Exercise goal:
Transcribe every line of the listing below without any deviation.

---

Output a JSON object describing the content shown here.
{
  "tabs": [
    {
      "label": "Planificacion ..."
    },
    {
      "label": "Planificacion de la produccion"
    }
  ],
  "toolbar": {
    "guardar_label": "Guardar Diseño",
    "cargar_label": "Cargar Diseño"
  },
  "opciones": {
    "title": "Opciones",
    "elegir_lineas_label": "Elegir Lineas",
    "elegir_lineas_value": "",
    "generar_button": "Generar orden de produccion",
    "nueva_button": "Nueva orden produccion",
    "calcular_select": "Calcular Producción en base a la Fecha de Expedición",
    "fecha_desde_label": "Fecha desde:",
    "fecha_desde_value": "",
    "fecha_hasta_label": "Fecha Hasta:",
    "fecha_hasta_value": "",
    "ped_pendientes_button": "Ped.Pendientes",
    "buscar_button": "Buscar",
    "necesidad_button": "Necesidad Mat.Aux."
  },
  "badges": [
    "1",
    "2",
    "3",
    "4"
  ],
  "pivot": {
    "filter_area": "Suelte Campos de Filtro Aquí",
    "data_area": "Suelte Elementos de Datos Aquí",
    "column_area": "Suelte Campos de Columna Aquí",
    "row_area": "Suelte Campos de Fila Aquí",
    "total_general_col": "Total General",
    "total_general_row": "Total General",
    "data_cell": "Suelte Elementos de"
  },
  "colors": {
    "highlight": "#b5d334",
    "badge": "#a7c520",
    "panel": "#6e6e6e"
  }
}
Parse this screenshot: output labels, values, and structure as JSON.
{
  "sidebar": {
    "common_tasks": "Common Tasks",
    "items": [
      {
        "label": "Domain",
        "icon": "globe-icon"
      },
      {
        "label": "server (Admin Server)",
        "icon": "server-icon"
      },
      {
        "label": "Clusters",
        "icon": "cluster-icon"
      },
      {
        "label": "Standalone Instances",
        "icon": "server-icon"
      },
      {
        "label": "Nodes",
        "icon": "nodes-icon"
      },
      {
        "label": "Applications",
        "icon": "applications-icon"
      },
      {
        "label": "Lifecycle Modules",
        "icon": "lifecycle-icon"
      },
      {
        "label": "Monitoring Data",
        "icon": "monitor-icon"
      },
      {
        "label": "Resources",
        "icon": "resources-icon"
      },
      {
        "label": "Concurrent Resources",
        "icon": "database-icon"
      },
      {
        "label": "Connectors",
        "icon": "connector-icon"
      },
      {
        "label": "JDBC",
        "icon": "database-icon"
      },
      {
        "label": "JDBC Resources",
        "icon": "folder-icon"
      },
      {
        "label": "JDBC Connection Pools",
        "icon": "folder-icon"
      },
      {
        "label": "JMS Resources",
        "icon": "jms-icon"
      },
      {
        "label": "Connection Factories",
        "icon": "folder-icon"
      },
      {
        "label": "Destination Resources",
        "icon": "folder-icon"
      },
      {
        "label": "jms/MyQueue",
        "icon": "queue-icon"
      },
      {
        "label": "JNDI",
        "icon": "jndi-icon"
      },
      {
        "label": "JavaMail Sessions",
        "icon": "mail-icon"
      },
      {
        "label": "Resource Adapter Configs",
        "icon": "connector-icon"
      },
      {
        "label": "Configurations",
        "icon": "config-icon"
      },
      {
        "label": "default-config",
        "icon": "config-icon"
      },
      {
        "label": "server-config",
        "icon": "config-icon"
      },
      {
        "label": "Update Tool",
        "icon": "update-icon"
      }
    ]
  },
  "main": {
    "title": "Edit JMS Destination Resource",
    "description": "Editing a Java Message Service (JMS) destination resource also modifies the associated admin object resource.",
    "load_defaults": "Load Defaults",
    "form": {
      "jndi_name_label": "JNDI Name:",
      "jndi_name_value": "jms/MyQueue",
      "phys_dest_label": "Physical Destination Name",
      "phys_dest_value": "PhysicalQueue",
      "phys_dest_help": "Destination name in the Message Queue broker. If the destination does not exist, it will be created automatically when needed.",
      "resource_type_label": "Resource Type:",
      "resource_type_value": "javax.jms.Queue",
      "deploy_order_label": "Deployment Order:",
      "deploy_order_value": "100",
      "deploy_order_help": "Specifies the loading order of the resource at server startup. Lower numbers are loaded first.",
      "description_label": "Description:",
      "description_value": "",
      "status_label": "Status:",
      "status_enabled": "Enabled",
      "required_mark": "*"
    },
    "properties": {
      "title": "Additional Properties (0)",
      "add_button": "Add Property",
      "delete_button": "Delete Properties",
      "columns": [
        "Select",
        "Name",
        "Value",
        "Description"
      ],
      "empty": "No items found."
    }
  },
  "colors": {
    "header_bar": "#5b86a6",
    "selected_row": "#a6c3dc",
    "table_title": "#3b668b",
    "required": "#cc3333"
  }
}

---

Full output:
Output a JSON object describing the content shown here.
{
  "tabs": [
    {
      "label": "Planificacion ..."
    },
    {
      "label": "Planificacion de la produccion"
    }
  ],
  "toolbar": {
    "guardar_label": "Guardar Diseño",
    "cargar_label": "Cargar Diseño"
  },
  "opciones": {
    "title": "Opciones",
    "elegir_lineas_label": "Elegir Lineas",
    "elegir_lineas_value": "",
    "generar_button": "Generar orden de produccion",
    "nueva_button": "Nueva orden produccion",
    "calcular_select": "Calcular Producción en base a la Fecha de Expedición",
    "fecha_desde_label": "Fecha desde:",
    "fecha_desde_value": "",
    "fecha_hasta_label": "Fecha Hasta:",
    "fecha_hasta_value": "",
    "ped_pendientes_button": "Ped.Pendientes",
    "buscar_button": "Buscar",
    "necesidad_button": "Necesidad Mat.Aux."
  },
  "badges": [
    "1",
    "2",
    "3",
    "4"
  ],
  "pivot": {
    "filter_area": "Suelte Campos de Filtro Aquí",
    "data_area": "Suelte Elementos de Datos Aquí",
    "column_area": "Suelte Campos de Columna Aquí",
    "row_area": "Suelte Campos de Fila Aquí",
    "total_general_col": "Total General",
    "total_general_row": "Total General",
    "data_cell": "Suelte Elementos de"
  },
  "colors": {
    "highlight": "#b5d334",
    "badge": "#a7c520",
    "panel": "#6e6e6e"
  }
}
Parse this screenshot: output labels, values, and structure as JSON.
{
  "sidebar": {
    "common_tasks": "Common Tasks",
    "items": [
      {
        "label": "Domain",
        "icon": "globe-icon"
      },
      {
        "label": "server (Admin Server)",
        "icon": "server-icon"
      },
      {
        "label": "Clusters",
        "icon": "cluster-icon"
      },
      {
        "label": "Standalone Instances",
        "icon": "server-icon"
      },
      {
        "label": "Nodes",
        "icon": "nodes-icon"
      },
      {
        "label": "Applications",
        "icon": "applications-icon"
      },
      {
        "label": "Lifecycle Modules",
        "icon": "lifecycle-icon"
      },
      {
        "label": "Monitoring Data",
        "icon": "monitor-icon"
      },
      {
        "label": "Resources",
        "icon": "resources-icon"
      },
      {
        "label": "Concurrent Resources",
        "icon": "database-icon"
      },
      {
        "label": "Connectors",
        "icon": "connector-icon"
      },
      {
        "label": "JDBC",
        "icon": "database-icon"
      },
      {
        "label": "JDBC Resources",
        "icon": "folder-icon"
      },
      {
        "label": "JDBC Connection Pools",
        "icon": "folder-icon"
      },
      {
        "label": "JMS Resources",
        "icon": "jms-icon"
      },
      {
        "label": "Connection Factories",
        "icon": "folder-icon"
      },
      {
        "label": "Destination Resources",
        "icon": "folder-icon"
      },
      {
        "label": "jms/MyQueue",
        "icon": "queue-icon"
      },
      {
        "label": "JNDI",
        "icon": "jndi-icon"
      },
      {
        "label": "JavaMail Sessions",
        "icon": "mail-icon"
      },
      {
        "label": "Resource Adapter Configs",
        "icon": "connector-icon"
      },
      {
        "label": "Configurations",
        "icon": "config-icon"
      },
      {
        "label": "default-config",
        "icon": "config-icon"
      },
      {
        "label": "server-config",
        "icon": "config-icon"
      },
      {
        "label": "Update Tool",
        "icon": "update-icon"
      }
    ]
  },
  "main": {
    "title": "Edit JMS Destination Resource",
    "description": "Editing a Java Message Service (JMS) destination resource also modifies the associated admin object resource.",
    "load_defaults": "Load Defaults",
    "form": {
      "jndi_name_label": "JNDI Name:",
      "jndi_name_value": "jms/MyQueue",
      "phys_dest_label": "Physical Destination Name",
      "phys_dest_value": "PhysicalQueue",
      "phys_dest_help": "Destination name in the Message Queue broker. If the destination does not exist, it will be created automatically when needed.",
      "resource_type_label": "Resource Type:",
      "resource_type_value": "javax.jms.Queue",
      "deploy_order_label": "Deployment Order:",
      "deploy_order_value": "100",
      "deploy_order_help": "Specifies the loading order of the resource at server startup. Lower numbers are loaded first.",
      "description_label": "Description:",
      "description_value": "",
      "status_label": "Status:",
      "status_enabled": "Enabled",
      "required_mark": "*"
    },
    "properties": {
      "title": "Additional Properties (0)",
      "add_button": "Add Property",
      "delete_button": "Delete Properties",
      "columns": [
        "Select",
        "Name",
        "Value",
        "Description"
      ],
      "empty": "No items found."
    }
  },
  "colors": {
    "header_bar": "#5b86a6",
    "selected_row": "#a6c3dc",
    "table_title": "#3b668b",
    "required": "#cc3333"
  }
}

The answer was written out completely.